Make an exact copy of the listing below.

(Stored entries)
begin

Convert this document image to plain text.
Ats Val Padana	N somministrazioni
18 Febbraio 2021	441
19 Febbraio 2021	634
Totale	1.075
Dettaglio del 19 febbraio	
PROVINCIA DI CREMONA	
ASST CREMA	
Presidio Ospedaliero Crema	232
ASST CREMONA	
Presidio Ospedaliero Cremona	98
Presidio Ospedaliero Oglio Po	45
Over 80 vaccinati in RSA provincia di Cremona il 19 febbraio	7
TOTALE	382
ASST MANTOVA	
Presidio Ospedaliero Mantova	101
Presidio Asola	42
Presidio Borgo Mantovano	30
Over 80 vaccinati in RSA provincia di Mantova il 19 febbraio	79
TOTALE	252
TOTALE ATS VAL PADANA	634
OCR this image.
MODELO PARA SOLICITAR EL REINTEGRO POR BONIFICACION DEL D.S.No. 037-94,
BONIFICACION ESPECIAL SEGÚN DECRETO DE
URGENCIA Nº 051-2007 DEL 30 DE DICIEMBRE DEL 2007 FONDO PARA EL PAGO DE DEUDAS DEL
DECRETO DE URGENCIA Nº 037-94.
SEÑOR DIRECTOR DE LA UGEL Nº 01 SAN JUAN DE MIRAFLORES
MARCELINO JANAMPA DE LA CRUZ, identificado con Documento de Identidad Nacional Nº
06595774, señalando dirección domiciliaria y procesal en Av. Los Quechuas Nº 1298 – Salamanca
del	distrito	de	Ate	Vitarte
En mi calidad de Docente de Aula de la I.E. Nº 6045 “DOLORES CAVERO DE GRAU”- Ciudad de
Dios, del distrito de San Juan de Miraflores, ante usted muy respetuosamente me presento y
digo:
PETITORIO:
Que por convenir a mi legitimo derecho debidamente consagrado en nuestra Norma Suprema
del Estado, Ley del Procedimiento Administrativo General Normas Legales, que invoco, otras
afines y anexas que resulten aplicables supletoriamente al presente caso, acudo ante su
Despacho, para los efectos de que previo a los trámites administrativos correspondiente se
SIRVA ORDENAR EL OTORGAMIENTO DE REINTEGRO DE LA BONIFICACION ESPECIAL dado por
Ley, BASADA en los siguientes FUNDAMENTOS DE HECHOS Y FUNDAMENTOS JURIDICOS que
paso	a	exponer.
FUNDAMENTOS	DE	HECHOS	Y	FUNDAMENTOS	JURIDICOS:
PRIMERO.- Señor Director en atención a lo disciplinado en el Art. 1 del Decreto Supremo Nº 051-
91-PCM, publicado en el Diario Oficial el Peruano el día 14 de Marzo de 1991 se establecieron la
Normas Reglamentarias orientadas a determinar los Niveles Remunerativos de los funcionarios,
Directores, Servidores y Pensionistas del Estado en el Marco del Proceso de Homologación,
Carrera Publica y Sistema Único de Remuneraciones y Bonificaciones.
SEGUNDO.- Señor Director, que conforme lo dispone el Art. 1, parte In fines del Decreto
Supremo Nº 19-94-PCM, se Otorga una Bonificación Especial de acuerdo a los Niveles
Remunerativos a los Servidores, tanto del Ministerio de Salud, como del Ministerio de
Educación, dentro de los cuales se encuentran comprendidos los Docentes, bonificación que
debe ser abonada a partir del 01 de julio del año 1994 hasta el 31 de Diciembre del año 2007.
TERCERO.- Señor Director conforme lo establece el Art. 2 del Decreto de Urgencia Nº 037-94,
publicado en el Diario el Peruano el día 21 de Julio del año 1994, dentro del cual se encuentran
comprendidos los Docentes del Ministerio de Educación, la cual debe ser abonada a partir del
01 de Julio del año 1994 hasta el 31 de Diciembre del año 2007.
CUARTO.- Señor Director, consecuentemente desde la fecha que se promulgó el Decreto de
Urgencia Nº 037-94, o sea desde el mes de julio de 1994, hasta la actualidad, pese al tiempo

end

Answer to the problem =
Convert this document image to plain text.
Ats Val Padana	N somministrazioni
18 Febbraio 2021	441
19 Febbraio 2021	634
Totale	1.075
Dettaglio del 19 febbraio	
PROVINCIA DI CREMONA	
ASST CREMA	
Presidio Ospedaliero Crema	232
ASST CREMONA	
Presidio Ospedaliero Cremona	98
Presidio Ospedaliero Oglio Po	45
Over 80 vaccinati in RSA provincia di Cremona il 19 febbraio	7
TOTALE	382
ASST MANTOVA	
Presidio Ospedaliero Mantova	101
Presidio Asola	42
Presidio Borgo Mantovano	30
Over 80 vaccinati in RSA provincia di Mantova il 19 febbraio	79
TOTALE	252
TOTALE ATS VAL PADANA	634
OCR this image.
MODELO PARA SOLICITAR EL REINTEGRO POR BONIFICACION DEL D.S.No. 037-94,
BONIFICACION ESPECIAL SEGÚN DECRETO DE
URGENCIA Nº 051-2007 DEL 30 DE DICIEMBRE DEL 2007 FONDO PARA EL PAGO DE DEUDAS DEL
DECRETO DE URGENCIA Nº 037-94.
SEÑOR DIRECTOR DE LA UGEL Nº 01 SAN JUAN DE MIRAFLORES
MARCELINO JANAMPA DE LA CRUZ, identificado con Documento de Identidad Nacional Nº
06595774, señalando dirección domiciliaria y procesal en Av. Los Quechuas Nº 1298 – Salamanca
del	distrito	de	Ate	Vitarte
En mi calidad de Docente de Aula de la I.E. Nº 6045 “DOLORES CAVERO DE GRAU”- Ciudad de
Dios, del distrito de San Juan de Miraflores, ante usted muy respetuosamente me presento y
digo:
PETITORIO:
Que por convenir a mi legitimo derecho debidamente consagrado en nuestra Norma Suprema
del Estado, Ley del Procedimiento Administrativo General Normas Legales, que invoco, otras
afines y anexas que resulten aplicables supletoriamente al presente caso, acudo ante su
Despacho, para los efectos de que previo a los trámites administrativos correspondiente se
SIRVA ORDENAR EL OTORGAMIENTO DE REINTEGRO DE LA BONIFICACION ESPECIAL dado por
Ley, BASADA en los siguientes FUNDAMENTOS DE HECHOS Y FUNDAMENTOS JURIDICOS que
paso	a	exponer.
FUNDAMENTOS	DE	HECHOS	Y	FUNDAMENTOS	JURIDICOS:
PRIMERO.- Señor Director en atención a lo disciplinado en el Art. 1 del Decreto Supremo Nº 051-
91-PCM, publicado en el Diario Oficial el Peruano el día 14 de Marzo de 1991 se establecieron la
Normas Reglamentarias orientadas a determinar los Niveles Remunerativos de los funcionarios,
Directores, Servidores y Pensionistas del Estado en el Marco del Proceso de Homologación,
Carrera Publica y Sistema Único de Remuneraciones y Bonificaciones.
SEGUNDO.- Señor Director, que conforme lo dispone el Art. 1, parte In fines del Decreto
Supremo Nº 19-94-PCM, se Otorga una Bonificación Especial de acuerdo a los Niveles
Remunerativos a los Servidores, tanto del Ministerio de Salud, como del Ministerio de
Educación, dentro de los cuales se encuentran comprendidos los Docentes, bonificación que
debe ser abonada a partir del 01 de julio del año 1994 hasta el 31 de Diciembre del año 2007.
TERCERO.- Señor Director conforme lo establece el Art. 2 del Decreto de Urgencia Nº 037-94,
publicado en el Diario el Peruano el día 21 de Julio del año 1994, dentro del cual se encuentran
comprendidos los Docentes del Ministerio de Educación, la cual debe ser abonada a partir del
01 de Julio del año 1994 hasta el 31 de Diciembre del año 2007.
CUARTO.- Señor Director, consecuentemente desde la fecha que se promulgó el Decreto de
Urgencia Nº 037-94, o sea desde el mes de julio de 1994, hasta la actualidad, pese al tiempo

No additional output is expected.